> [Do this]: Gather all lines with the word "Indian" in them.

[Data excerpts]
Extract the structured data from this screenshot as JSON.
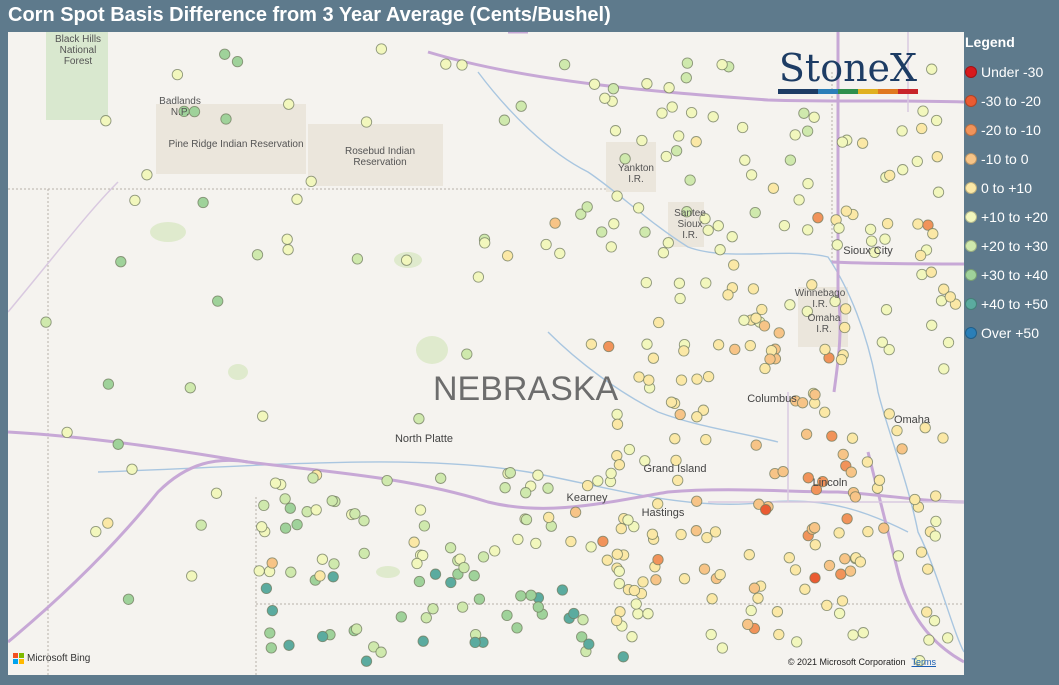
{
  "title": "Corn Spot Basis Difference from 3 Year Average (Cents/Bushel)",
  "legend": {
    "title": "Legend",
    "items": [
      {
        "label": "Under -30",
        "color": "#d7191c"
      },
      {
        "label": "-30 to -20",
        "color": "#ea5b32"
      },
      {
        "label": "-20 to -10",
        "color": "#f1935a"
      },
      {
        "label": "-10 to 0",
        "color": "#f7c487"
      },
      {
        "label": "0 to +10",
        "color": "#fbe8a6"
      },
      {
        "label": "+10 to +20",
        "color": "#f2f7bd"
      },
      {
        "label": "+20 to +30",
        "color": "#cfe9ad"
      },
      {
        "label": "+30 to +40",
        "color": "#9fd29a"
      },
      {
        "label": "+40 to +50",
        "color": "#5bab9f"
      },
      {
        "label": "Over +50",
        "color": "#2b7fb8"
      }
    ]
  },
  "logo": {
    "text": "StoneX",
    "bar_colors": [
      "#1d3c64",
      "#1d3c64",
      "#2b7fb8",
      "#2f8f4e",
      "#e0b020",
      "#e07820",
      "#c8242b"
    ]
  },
  "map": {
    "state_label": "NEBRASKA",
    "places": [
      {
        "name": "Black Hills\nNational\nForest"
      },
      {
        "name": "Badlands\nN.P."
      },
      {
        "name": "Pine Ridge Indian Reservation"
      },
      {
        "name": "Rosebud Indian\nReservation"
      },
      {
        "name": "Yankton\nI.R."
      },
      {
        "name": "Santee\nSioux\nI.R."
      },
      {
        "name": "Winnebago\nI.R."
      },
      {
        "name": "Omaha\nI.R."
      }
    ],
    "cities": [
      {
        "name": "Sioux City"
      },
      {
        "name": "Columbus"
      },
      {
        "name": "Omaha"
      },
      {
        "name": "North Platte"
      },
      {
        "name": "Grand Island"
      },
      {
        "name": "Kearney"
      },
      {
        "name": "Hastings"
      },
      {
        "name": "Lincoln"
      }
    ],
    "attribution": {
      "provider": "Microsoft Bing",
      "copyright": "© 2021 Microsoft Corporation",
      "terms": "Terms"
    }
  }
}
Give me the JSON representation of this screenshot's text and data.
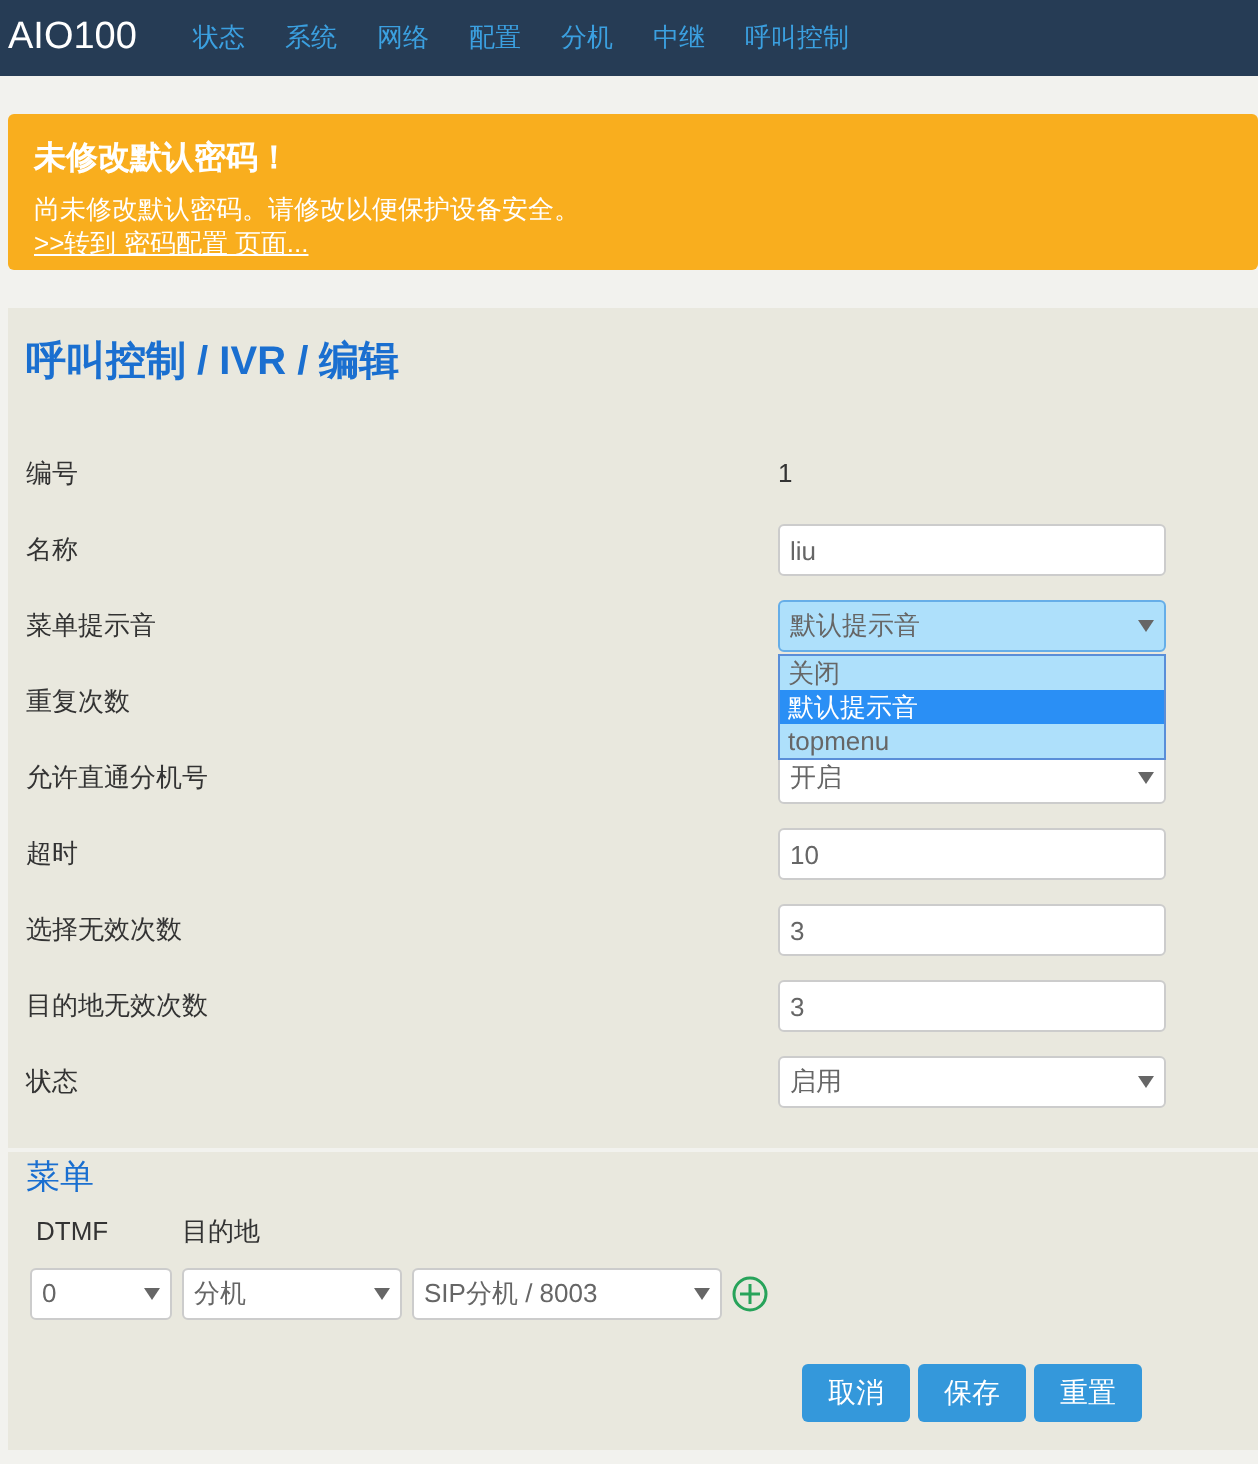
{
  "navbar": {
    "brand": "AIO100",
    "links": [
      {
        "label": "状态"
      },
      {
        "label": "系统"
      },
      {
        "label": "网络"
      },
      {
        "label": "配置"
      },
      {
        "label": "分机"
      },
      {
        "label": "中继"
      },
      {
        "label": "呼叫控制"
      }
    ]
  },
  "alert": {
    "title": "未修改默认密码！",
    "message": "尚未修改默认密码。请修改以便保护设备安全。",
    "link": ">>转到 密码配置 页面..."
  },
  "page_title": "呼叫控制 / IVR / 编辑",
  "form": [
    {
      "label": "编号",
      "field": {
        "kind": "static",
        "value": "1"
      }
    },
    {
      "label": "名称",
      "field": {
        "kind": "input",
        "value": "liu"
      }
    },
    {
      "label": "菜单提示音",
      "field": {
        "kind": "select",
        "value": "默认提示音",
        "expanded": true,
        "options": [
          {
            "label": "关闭",
            "selected": false
          },
          {
            "label": "默认提示音",
            "selected": true
          },
          {
            "label": "topmenu",
            "selected": false
          }
        ]
      }
    },
    {
      "label": "重复次数"
    },
    {
      "label": "允许直通分机号",
      "field": {
        "kind": "select",
        "value": "开启",
        "expanded": false
      }
    },
    {
      "label": "超时",
      "field": {
        "kind": "input",
        "value": "10"
      }
    },
    {
      "label": "选择无效次数",
      "field": {
        "kind": "input",
        "value": "3"
      }
    },
    {
      "label": "目的地无效次数",
      "field": {
        "kind": "input",
        "value": "3"
      }
    },
    {
      "label": "状态",
      "field": {
        "kind": "select",
        "value": "启用",
        "expanded": false
      }
    }
  ],
  "menu": {
    "title": "菜单",
    "columns": [
      "DTMF",
      "目的地"
    ],
    "entries": [
      {
        "dtmf": "0",
        "destination_type": "分机",
        "destination": "SIP分机 / 8003"
      }
    ]
  },
  "buttons": [
    "取消",
    "保存",
    "重置"
  ]
}
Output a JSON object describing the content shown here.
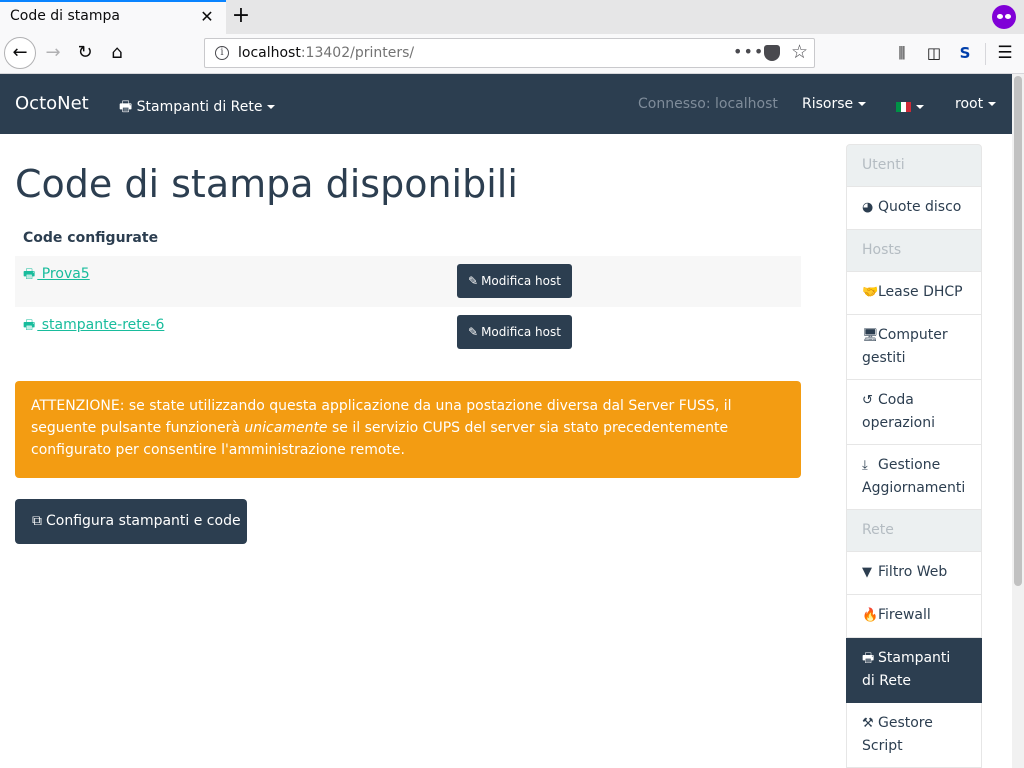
{
  "browser": {
    "tab_title": "Code di stampa",
    "tab_close": "✕",
    "new_tab": "+",
    "url_host": "localhost",
    "url_rest": ":13402/printers/",
    "url_more": "•••"
  },
  "app_navbar": {
    "brand": "OctoNet",
    "printers_menu": "Stampanti di Rete",
    "connected": "Connesso: localhost",
    "resources_menu": "Risorse",
    "user_menu": "root"
  },
  "main": {
    "title": "Code di stampa disponibili",
    "table_header": "Code configurate",
    "printers": [
      {
        "name": " Prova5",
        "action": "Modifica host"
      },
      {
        "name": " stampante-rete-6",
        "action": "Modifica host"
      }
    ],
    "alert_prefix": "ATTENZIONE: se state utilizzando questa applicazione da una postazione diversa dal Server FUSS, il seguente pulsante funzionerà ",
    "alert_emphasis": "unicamente",
    "alert_suffix": " se il servizio CUPS del server sia stato precedentemente configurato per consentire l'amministrazione remote.",
    "config_button": "Configura stampanti e code"
  },
  "sidebar": {
    "items": [
      {
        "label": "Utenti",
        "type": "header"
      },
      {
        "label": "Quote disco",
        "icon": "pie-chart-icon"
      },
      {
        "label": "Hosts",
        "type": "header"
      },
      {
        "label": "Lease DHCP",
        "icon": "handshake-icon"
      },
      {
        "label": "Computer gestiti",
        "icon": "desktop-icon"
      },
      {
        "label": "Coda operazioni",
        "icon": "history-icon"
      },
      {
        "label": "Gestione Aggiornamenti",
        "icon": "download-icon"
      },
      {
        "label": "Rete",
        "type": "header"
      },
      {
        "label": "Filtro Web",
        "icon": "filter-icon"
      },
      {
        "label": "Firewall",
        "icon": "fire-icon"
      },
      {
        "label": "Stampanti di Rete",
        "icon": "printer-icon",
        "active": true
      },
      {
        "label": "Gestore Script",
        "icon": "magic-wand-icon"
      }
    ]
  },
  "colors": {
    "navbar": "#2c3e50",
    "link": "#18bc9c",
    "alert": "#f39c12",
    "sidebar_header": "#ecf0f1"
  }
}
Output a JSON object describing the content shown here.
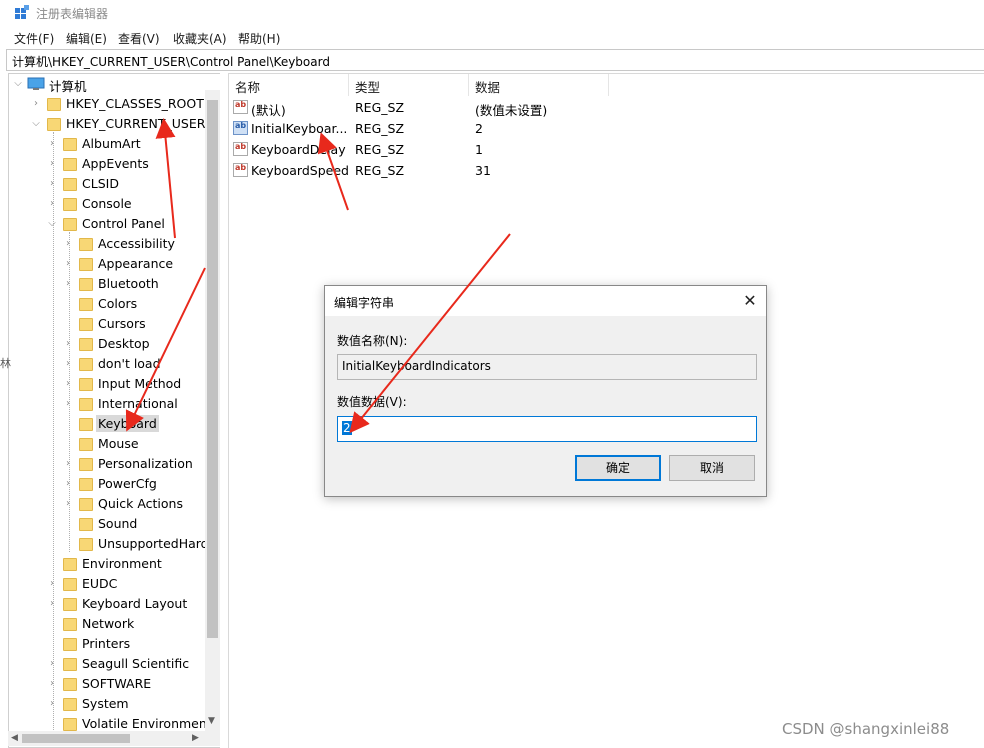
{
  "window": {
    "title": "注册表编辑器"
  },
  "menu": [
    "文件(F)",
    "编辑(E)",
    "查看(V)",
    "收藏夹(A)",
    "帮助(H)"
  ],
  "address": "计算机\\HKEY_CURRENT_USER\\Control Panel\\Keyboard",
  "tree": {
    "root": "计算机",
    "hives": [
      "HKEY_CLASSES_ROOT",
      "HKEY_CURRENT_USER"
    ],
    "hkcu_children_top": [
      "AlbumArt",
      "AppEvents",
      "CLSID",
      "Console",
      "Control Panel"
    ],
    "control_panel_children": [
      "Accessibility",
      "Appearance",
      "Bluetooth",
      "Colors",
      "Cursors",
      "Desktop",
      "don't load",
      "Input Method",
      "International",
      "Keyboard",
      "Mouse",
      "Personalization",
      "PowerCfg",
      "Quick Actions",
      "Sound",
      "UnsupportedHardw"
    ],
    "hkcu_children_bottom": [
      "Environment",
      "EUDC",
      "Keyboard Layout",
      "Network",
      "Printers",
      "Seagull Scientific",
      "SOFTWARE",
      "System",
      "Volatile Environment"
    ],
    "selected": "Keyboard"
  },
  "list": {
    "headers": [
      "名称",
      "类型",
      "数据"
    ],
    "rows": [
      {
        "name": "(默认)",
        "type": "REG_SZ",
        "data": "(数值未设置)"
      },
      {
        "name": "InitialKeyboar...",
        "type": "REG_SZ",
        "data": "2"
      },
      {
        "name": "KeyboardDelay",
        "type": "REG_SZ",
        "data": "1"
      },
      {
        "name": "KeyboardSpeed",
        "type": "REG_SZ",
        "data": "31"
      }
    ]
  },
  "dialog": {
    "title": "编辑字符串",
    "name_label": "数值名称(N):",
    "name_value": "InitialKeyboardIndicators",
    "data_label": "数值数据(V):",
    "data_value": "2",
    "ok_label": "确定",
    "cancel_label": "取消",
    "close_glyph": "✕"
  },
  "watermark": "CSDN @shangxinlei88",
  "side_clip": "林",
  "colors": {
    "accent": "#0078d7",
    "folder": "#f8d775",
    "annotation": "#e8291c"
  }
}
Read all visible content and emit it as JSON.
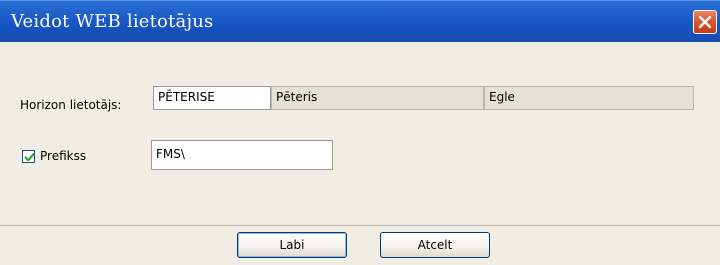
{
  "window": {
    "title": "Veidot WEB lietotājus",
    "close_icon": "close-icon"
  },
  "form": {
    "horizon_user_label": "Horizon lietotājs:",
    "horizon_user_id": "PĒTERISE",
    "first_name": "Pēteris",
    "last_name": "Egle",
    "prefix_label": "Prefikss",
    "prefix_checked": true,
    "prefix_value": "FMS\\"
  },
  "buttons": {
    "ok_label": "Labi",
    "cancel_label": "Atcelt"
  },
  "colors": {
    "titlebar": "#1c5cc8",
    "close_button": "#d8552e",
    "window_bg": "#f0ede4",
    "readonly_field": "#e4e2d8"
  }
}
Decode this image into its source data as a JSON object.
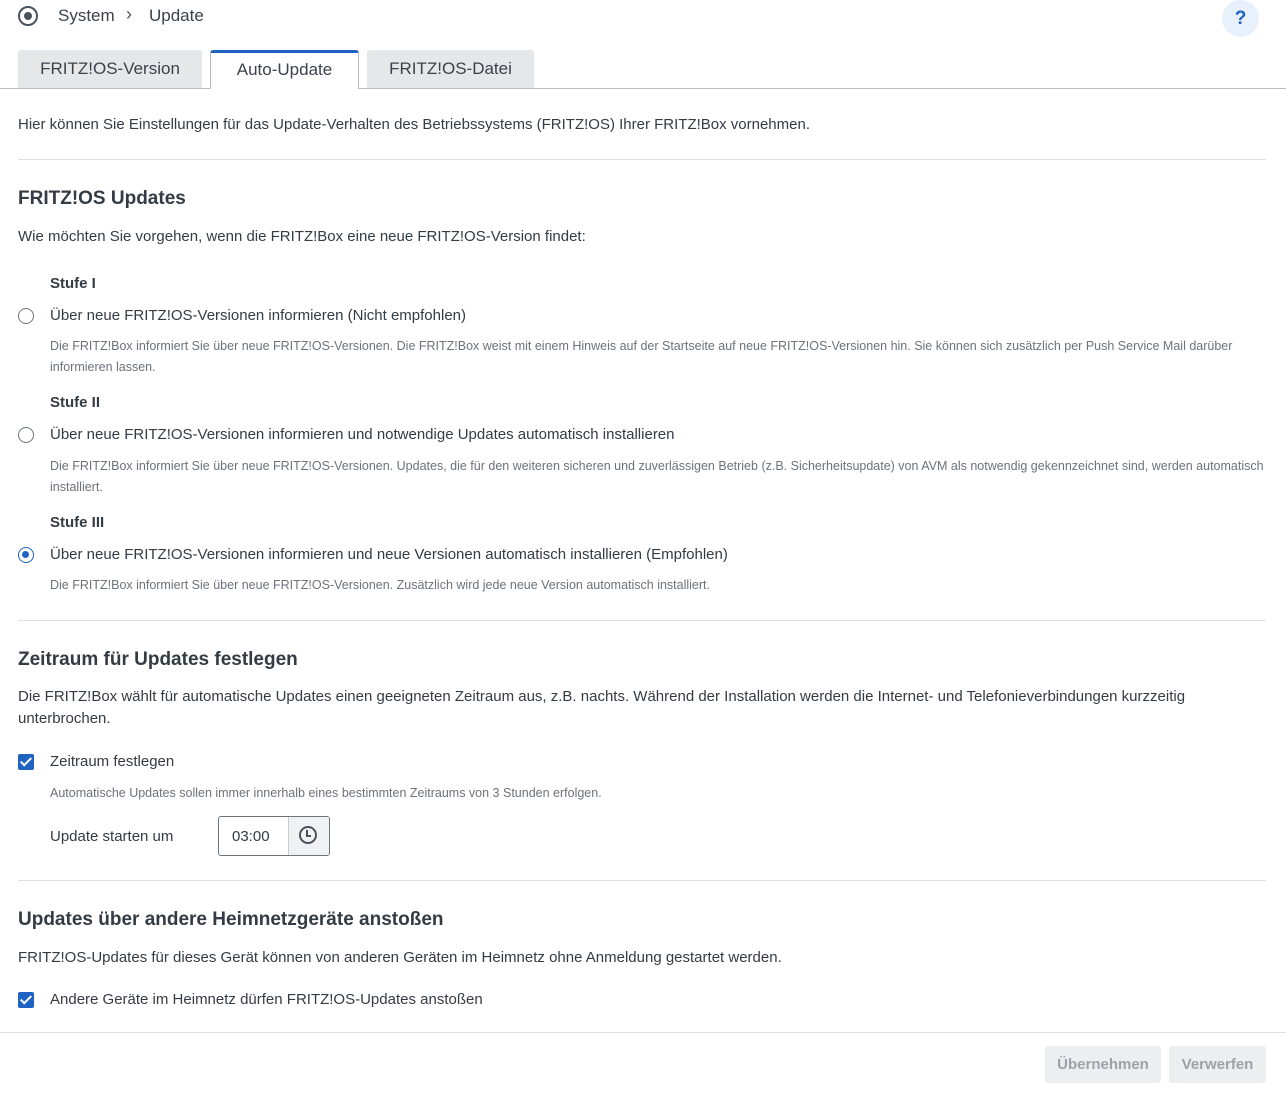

> [Output for this task]:
        "name": "Pine Ridge Indian Reservation"
        "name": "Rosebud Indian\nReservation"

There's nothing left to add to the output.